◆ What the task requires ◆
Copy nothing but the text: repeat each entry exactly and drop the images.

◆ The data ◆
* start *

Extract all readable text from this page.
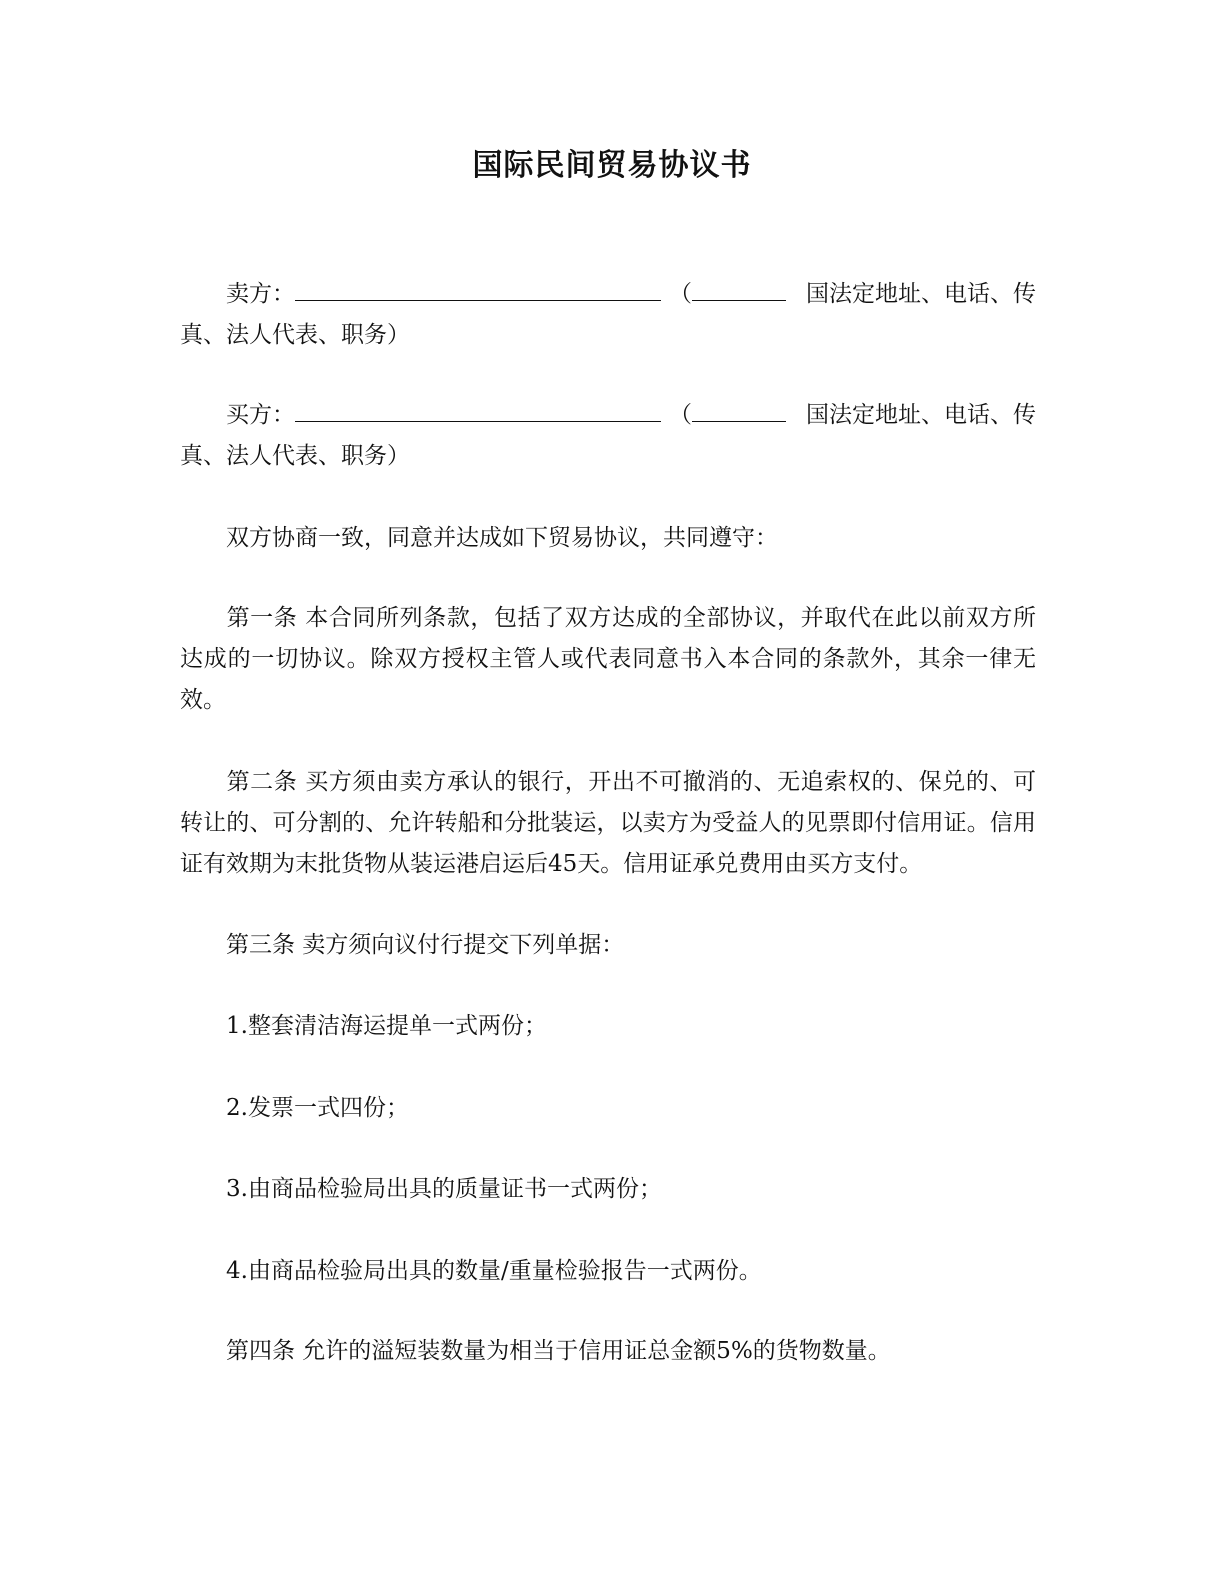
国际民间贸易协议书
卖方：	（	国法定地址、电话、传
真、法人代表、职务）
买方：	（	国法定地址、电话、传
真、法人代表、职务）

双方协商一致，同意并达成如下贸易协议，共同遵守：

第一条 本合同所列条款，包括了双方达成的全部协议，并取代在此以前双方所达成的一切协议。除双方授权主管人或代表同意书入本合同的条款外，其余一律无效。

第二条 买方须由卖方承认的银行，开出不可撤消的、无追索权的、保兑的、可转让的、可分割的、允许转船和分批装运，以卖方为受益人的见票即付信用证。信用证有效期为末批货物从装运港启运后45天。信用证承兑费用由买方支付。

第三条 卖方须向议付行提交下列单据：

1.整套清洁海运提单一式两份；

2.发票一式四份；

3.由商品检验局出具的质量证书一式两份；

4.由商品检验局出具的数量/重量检验报告一式两份。

第四条 允许的溢短装数量为相当于信用证总金额5%的货物数量。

* end *

◆ Solution for this task ◆
Extract all readable text from this page.
国际民间贸易协议书
卖方：	（	国法定地址、电话、传
真、法人代表、职务）
买方：	（	国法定地址、电话、传
真、法人代表、职务）

双方协商一致，同意并达成如下贸易协议，共同遵守：

第一条 本合同所列条款，包括了双方达成的全部协议，并取代在此以前双方所达成的一切协议。除双方授权主管人或代表同意书入本合同的条款外，其余一律无效。

第二条 买方须由卖方承认的银行，开出不可撤消的、无追索权的、保兑的、可转让的、可分割的、允许转船和分批装运，以卖方为受益人的见票即付信用证。信用证有效期为末批货物从装运港启运后45天。信用证承兑费用由买方支付。

第三条 卖方须向议付行提交下列单据：

1.整套清洁海运提单一式两份；

2.发票一式四份；

3.由商品检验局出具的质量证书一式两份；

4.由商品检验局出具的数量/重量检验报告一式两份。

第四条 允许的溢短装数量为相当于信用证总金额5%的货物数量。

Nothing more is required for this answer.